Challenge: Edit the entries below so that every "y-tick-label" becomes "y-axis-tick-label", leaving all other text unchanged.

Dataset excerpt:
-- Begin --

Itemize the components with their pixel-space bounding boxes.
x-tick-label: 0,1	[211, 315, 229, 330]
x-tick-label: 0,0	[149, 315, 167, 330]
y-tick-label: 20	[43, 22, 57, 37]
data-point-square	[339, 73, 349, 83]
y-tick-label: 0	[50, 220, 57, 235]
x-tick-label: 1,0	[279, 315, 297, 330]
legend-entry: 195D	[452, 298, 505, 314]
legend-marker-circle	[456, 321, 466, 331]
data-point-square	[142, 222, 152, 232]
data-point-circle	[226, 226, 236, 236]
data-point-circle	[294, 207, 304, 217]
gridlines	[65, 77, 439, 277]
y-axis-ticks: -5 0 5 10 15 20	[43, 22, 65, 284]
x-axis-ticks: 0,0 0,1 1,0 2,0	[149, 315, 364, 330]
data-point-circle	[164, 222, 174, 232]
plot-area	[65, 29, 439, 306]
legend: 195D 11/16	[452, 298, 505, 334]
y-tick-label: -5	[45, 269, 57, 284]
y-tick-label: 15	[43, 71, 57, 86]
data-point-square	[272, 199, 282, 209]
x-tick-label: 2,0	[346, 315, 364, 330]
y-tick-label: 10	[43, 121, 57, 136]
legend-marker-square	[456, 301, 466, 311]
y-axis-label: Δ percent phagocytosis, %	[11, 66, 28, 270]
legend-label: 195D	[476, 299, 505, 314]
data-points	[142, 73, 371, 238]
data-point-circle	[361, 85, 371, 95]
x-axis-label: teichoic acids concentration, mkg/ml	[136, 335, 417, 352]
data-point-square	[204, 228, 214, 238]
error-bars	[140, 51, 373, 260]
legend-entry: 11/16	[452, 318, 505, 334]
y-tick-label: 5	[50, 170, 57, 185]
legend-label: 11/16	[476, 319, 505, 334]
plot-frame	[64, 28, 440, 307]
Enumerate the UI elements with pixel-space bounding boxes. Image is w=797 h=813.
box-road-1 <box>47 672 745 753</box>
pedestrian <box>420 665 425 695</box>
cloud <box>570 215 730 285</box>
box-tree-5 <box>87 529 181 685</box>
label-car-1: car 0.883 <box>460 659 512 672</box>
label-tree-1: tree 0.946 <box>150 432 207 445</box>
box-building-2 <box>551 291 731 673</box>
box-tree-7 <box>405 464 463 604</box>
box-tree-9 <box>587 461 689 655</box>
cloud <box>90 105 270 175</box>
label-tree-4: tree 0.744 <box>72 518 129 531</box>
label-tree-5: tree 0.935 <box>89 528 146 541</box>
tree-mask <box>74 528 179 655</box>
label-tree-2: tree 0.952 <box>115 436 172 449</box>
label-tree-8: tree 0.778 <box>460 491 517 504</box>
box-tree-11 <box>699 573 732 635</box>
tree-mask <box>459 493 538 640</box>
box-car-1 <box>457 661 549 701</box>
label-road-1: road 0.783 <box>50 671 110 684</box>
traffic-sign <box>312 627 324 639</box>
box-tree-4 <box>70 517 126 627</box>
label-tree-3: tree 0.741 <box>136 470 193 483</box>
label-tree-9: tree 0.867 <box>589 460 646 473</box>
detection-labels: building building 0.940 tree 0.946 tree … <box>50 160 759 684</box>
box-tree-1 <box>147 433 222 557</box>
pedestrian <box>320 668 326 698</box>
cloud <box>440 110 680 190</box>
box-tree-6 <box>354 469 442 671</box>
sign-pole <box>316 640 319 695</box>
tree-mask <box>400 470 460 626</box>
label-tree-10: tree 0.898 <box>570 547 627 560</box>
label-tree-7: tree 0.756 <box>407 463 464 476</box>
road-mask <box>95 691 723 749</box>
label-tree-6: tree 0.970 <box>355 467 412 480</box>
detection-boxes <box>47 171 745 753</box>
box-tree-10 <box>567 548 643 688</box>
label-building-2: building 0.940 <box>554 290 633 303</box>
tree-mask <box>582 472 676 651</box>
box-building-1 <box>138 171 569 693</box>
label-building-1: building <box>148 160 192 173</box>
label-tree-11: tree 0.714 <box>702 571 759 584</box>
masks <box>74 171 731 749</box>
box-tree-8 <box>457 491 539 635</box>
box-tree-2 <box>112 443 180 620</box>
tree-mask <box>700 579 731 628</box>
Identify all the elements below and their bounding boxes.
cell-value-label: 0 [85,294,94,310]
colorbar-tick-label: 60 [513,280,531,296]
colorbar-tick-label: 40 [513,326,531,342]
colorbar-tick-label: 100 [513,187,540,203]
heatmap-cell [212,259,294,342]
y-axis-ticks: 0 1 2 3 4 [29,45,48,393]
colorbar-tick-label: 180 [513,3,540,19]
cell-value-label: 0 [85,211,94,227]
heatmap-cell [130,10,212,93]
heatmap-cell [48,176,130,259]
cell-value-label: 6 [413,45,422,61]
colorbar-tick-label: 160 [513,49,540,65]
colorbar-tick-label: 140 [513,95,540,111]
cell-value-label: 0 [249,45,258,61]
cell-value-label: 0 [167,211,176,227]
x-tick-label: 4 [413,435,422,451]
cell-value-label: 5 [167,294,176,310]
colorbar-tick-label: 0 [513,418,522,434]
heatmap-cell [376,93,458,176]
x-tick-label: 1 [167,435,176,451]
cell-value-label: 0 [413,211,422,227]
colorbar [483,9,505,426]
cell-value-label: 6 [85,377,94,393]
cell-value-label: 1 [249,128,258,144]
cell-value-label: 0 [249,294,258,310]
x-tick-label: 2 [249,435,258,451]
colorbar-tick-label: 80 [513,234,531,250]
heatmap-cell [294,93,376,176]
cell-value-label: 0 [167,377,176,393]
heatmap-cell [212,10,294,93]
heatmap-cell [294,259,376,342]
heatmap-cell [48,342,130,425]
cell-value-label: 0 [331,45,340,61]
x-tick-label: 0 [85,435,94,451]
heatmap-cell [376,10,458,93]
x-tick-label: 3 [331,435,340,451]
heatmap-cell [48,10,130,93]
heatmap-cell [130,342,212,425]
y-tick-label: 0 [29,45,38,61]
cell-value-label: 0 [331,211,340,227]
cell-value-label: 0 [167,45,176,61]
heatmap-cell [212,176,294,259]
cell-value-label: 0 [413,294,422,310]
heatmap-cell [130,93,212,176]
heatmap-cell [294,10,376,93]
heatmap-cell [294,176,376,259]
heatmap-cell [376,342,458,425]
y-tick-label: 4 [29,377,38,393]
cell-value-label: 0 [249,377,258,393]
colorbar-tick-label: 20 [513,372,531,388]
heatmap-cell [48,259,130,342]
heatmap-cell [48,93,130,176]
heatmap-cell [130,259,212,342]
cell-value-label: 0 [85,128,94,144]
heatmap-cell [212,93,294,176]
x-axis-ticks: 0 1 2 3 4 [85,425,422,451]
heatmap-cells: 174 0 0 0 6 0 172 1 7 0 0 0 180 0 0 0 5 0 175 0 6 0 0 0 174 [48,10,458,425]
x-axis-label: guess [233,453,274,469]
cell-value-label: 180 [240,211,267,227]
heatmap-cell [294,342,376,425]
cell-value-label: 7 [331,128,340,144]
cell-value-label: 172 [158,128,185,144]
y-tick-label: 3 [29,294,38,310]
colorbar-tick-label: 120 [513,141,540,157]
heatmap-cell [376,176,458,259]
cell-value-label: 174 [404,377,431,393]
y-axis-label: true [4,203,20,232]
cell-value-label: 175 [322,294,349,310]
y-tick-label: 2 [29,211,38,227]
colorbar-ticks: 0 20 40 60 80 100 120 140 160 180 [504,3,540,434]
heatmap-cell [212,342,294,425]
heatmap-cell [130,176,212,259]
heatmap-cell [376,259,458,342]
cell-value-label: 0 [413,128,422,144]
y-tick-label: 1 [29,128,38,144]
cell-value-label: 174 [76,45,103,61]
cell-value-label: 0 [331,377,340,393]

-- End --

Task response:
Itemize the components with their pixel-space bounding boxes.
x-tick-label: 0,1	[211, 315, 229, 330]
x-tick-label: 0,0	[149, 315, 167, 330]
y-axis-tick-label: 20	[43, 22, 57, 37]
data-point-square	[339, 73, 349, 83]
y-axis-tick-label: 0	[50, 220, 57, 235]
x-tick-label: 1,0	[279, 315, 297, 330]
legend-entry: 195D	[452, 298, 505, 314]
legend-marker-circle	[456, 321, 466, 331]
data-point-square	[142, 222, 152, 232]
data-point-circle	[226, 226, 236, 236]
data-point-circle	[294, 207, 304, 217]
gridlines	[65, 77, 439, 277]
y-axis-ticks: -5 0 5 10 15 20	[43, 22, 65, 284]
x-axis-ticks: 0,0 0,1 1,0 2,0	[149, 315, 364, 330]
data-point-circle	[164, 222, 174, 232]
plot-area	[65, 29, 439, 306]
legend: 195D 11/16	[452, 298, 505, 334]
y-axis-tick-label: -5	[45, 269, 57, 284]
y-axis-tick-label: 15	[43, 71, 57, 86]
data-point-square	[272, 199, 282, 209]
x-tick-label: 2,0	[346, 315, 364, 330]
y-axis-tick-label: 10	[43, 121, 57, 136]
legend-marker-square	[456, 301, 466, 311]
y-axis-label: Δ percent phagocytosis, %	[11, 66, 28, 270]
legend-label: 195D	[476, 299, 505, 314]
data-points	[142, 73, 371, 238]
data-point-circle	[361, 85, 371, 95]
x-axis-label: teichoic acids concentration, mkg/ml	[136, 335, 417, 352]
data-point-square	[204, 228, 214, 238]
error-bars	[140, 51, 373, 260]
legend-entry: 11/16	[452, 318, 505, 334]
y-axis-tick-label: 5	[50, 170, 57, 185]
legend-label: 11/16	[476, 319, 505, 334]
plot-frame	[64, 28, 440, 307]
Enumerate the UI elements with pixel-space bounding boxes. Image is w=797 h=813.
box-road-1 <box>47 672 745 753</box>
pedestrian <box>420 665 425 695</box>
cloud <box>570 215 730 285</box>
box-tree-5 <box>87 529 181 685</box>
label-car-1: car 0.883 <box>460 659 512 672</box>
label-tree-1: tree 0.946 <box>150 432 207 445</box>
box-building-2 <box>551 291 731 673</box>
box-tree-7 <box>405 464 463 604</box>
box-tree-9 <box>587 461 689 655</box>
cloud <box>90 105 270 175</box>
label-tree-4: tree 0.744 <box>72 518 129 531</box>
label-tree-5: tree 0.935 <box>89 528 146 541</box>
tree-mask <box>74 528 179 655</box>
label-tree-2: tree 0.952 <box>115 436 172 449</box>
label-tree-8: tree 0.778 <box>460 491 517 504</box>
box-tree-11 <box>699 573 732 635</box>
tree-mask <box>459 493 538 640</box>
box-car-1 <box>457 661 549 701</box>
label-road-1: road 0.783 <box>50 671 110 684</box>
traffic-sign <box>312 627 324 639</box>
box-tree-4 <box>70 517 126 627</box>
label-tree-3: tree 0.741 <box>136 470 193 483</box>
label-tree-9: tree 0.867 <box>589 460 646 473</box>
detection-labels: building building 0.940 tree 0.946 tree … <box>50 160 759 684</box>
box-tree-1 <box>147 433 222 557</box>
pedestrian <box>320 668 326 698</box>
cloud <box>440 110 680 190</box>
box-tree-6 <box>354 469 442 671</box>
sign-pole <box>316 640 319 695</box>
tree-mask <box>400 470 460 626</box>
label-tree-10: tree 0.898 <box>570 547 627 560</box>
label-tree-7: tree 0.756 <box>407 463 464 476</box>
road-mask <box>95 691 723 749</box>
label-tree-6: tree 0.970 <box>355 467 412 480</box>
detection-boxes <box>47 171 745 753</box>
box-tree-10 <box>567 548 643 688</box>
label-building-2: building 0.940 <box>554 290 633 303</box>
tree-mask <box>582 472 676 651</box>
box-building-1 <box>138 171 569 693</box>
label-building-1: building <box>148 160 192 173</box>
label-tree-11: tree 0.714 <box>702 571 759 584</box>
masks <box>74 171 731 749</box>
box-tree-8 <box>457 491 539 635</box>
box-tree-2 <box>112 443 180 620</box>
tree-mask <box>700 579 731 628</box>
Identify all the elements below and their bounding boxes.
cell-value-label: 0 [85,294,94,310]
colorbar-tick-label: 60 [513,280,531,296]
colorbar-tick-label: 40 [513,326,531,342]
colorbar-tick-label: 100 [513,187,540,203]
heatmap-cell [212,259,294,342]
y-axis-ticks: 0 1 2 3 4 [29,45,48,393]
colorbar-tick-label: 180 [513,3,540,19]
cell-value-label: 0 [85,211,94,227]
heatmap-cell [130,10,212,93]
heatmap-cell [48,176,130,259]
cell-value-label: 6 [413,45,422,61]
colorbar-tick-label: 160 [513,49,540,65]
colorbar-tick-label: 140 [513,95,540,111]
cell-value-label: 0 [249,45,258,61]
cell-value-label: 0 [167,211,176,227]
x-tick-label: 4 [413,435,422,451]
cell-value-label: 5 [167,294,176,310]
colorbar-tick-label: 0 [513,418,522,434]
heatmap-cell [376,93,458,176]
x-tick-label: 1 [167,435,176,451]
cell-value-label: 0 [413,211,422,227]
colorbar [483,9,505,426]
cell-value-label: 6 [85,377,94,393]
cell-value-label: 1 [249,128,258,144]
cell-value-label: 0 [249,294,258,310]
x-tick-label: 2 [249,435,258,451]
colorbar-tick-label: 80 [513,234,531,250]
heatmap-cell [294,93,376,176]
cell-value-label: 0 [167,377,176,393]
heatmap-cell [212,10,294,93]
heatmap-cell [294,259,376,342]
heatmap-cell [48,342,130,425]
cell-value-label: 0 [331,45,340,61]
x-tick-label: 0 [85,435,94,451]
heatmap-cell [376,10,458,93]
x-tick-label: 3 [331,435,340,451]
heatmap-cell [48,10,130,93]
heatmap-cell [130,342,212,425]
y-axis-tick-label: 0 [29,45,38,61]
cell-value-label: 0 [331,211,340,227]
cell-value-label: 0 [167,45,176,61]
heatmap-cell [212,176,294,259]
cell-value-label: 0 [413,294,422,310]
heatmap-cell [130,93,212,176]
heatmap-cell [294,10,376,93]
heatmap-cell [294,176,376,259]
heatmap-cell [376,342,458,425]
y-axis-tick-label: 4 [29,377,38,393]
cell-value-label: 0 [249,377,258,393]
colorbar-tick-label: 20 [513,372,531,388]
heatmap-cell [48,259,130,342]
heatmap-cell [48,93,130,176]
heatmap-cell [130,259,212,342]
cell-value-label: 0 [85,128,94,144]
heatmap-cell [212,93,294,176]
x-axis-ticks: 0 1 2 3 4 [85,425,422,451]
heatmap-cells: 174 0 0 0 6 0 172 1 7 0 0 0 180 0 0 0 5 0 175 0 6 0 0 0 174 [48,10,458,425]
x-axis-label: guess [233,453,274,469]
cell-value-label: 180 [240,211,267,227]
heatmap-cell [294,342,376,425]
cell-value-label: 7 [331,128,340,144]
cell-value-label: 172 [158,128,185,144]
y-axis-tick-label: 3 [29,294,38,310]
colorbar-tick-label: 120 [513,141,540,157]
heatmap-cell [376,176,458,259]
cell-value-label: 174 [404,377,431,393]
y-axis-label: true [4,203,20,232]
cell-value-label: 175 [322,294,349,310]
y-axis-tick-label: 2 [29,211,38,227]
colorbar-ticks: 0 20 40 60 80 100 120 140 160 180 [504,3,540,434]
heatmap-cell [212,342,294,425]
heatmap-cell [130,176,212,259]
heatmap-cell [376,259,458,342]
cell-value-label: 0 [413,128,422,144]
y-axis-tick-label: 1 [29,128,38,144]
cell-value-label: 174 [76,45,103,61]
cell-value-label: 0 [331,377,340,393]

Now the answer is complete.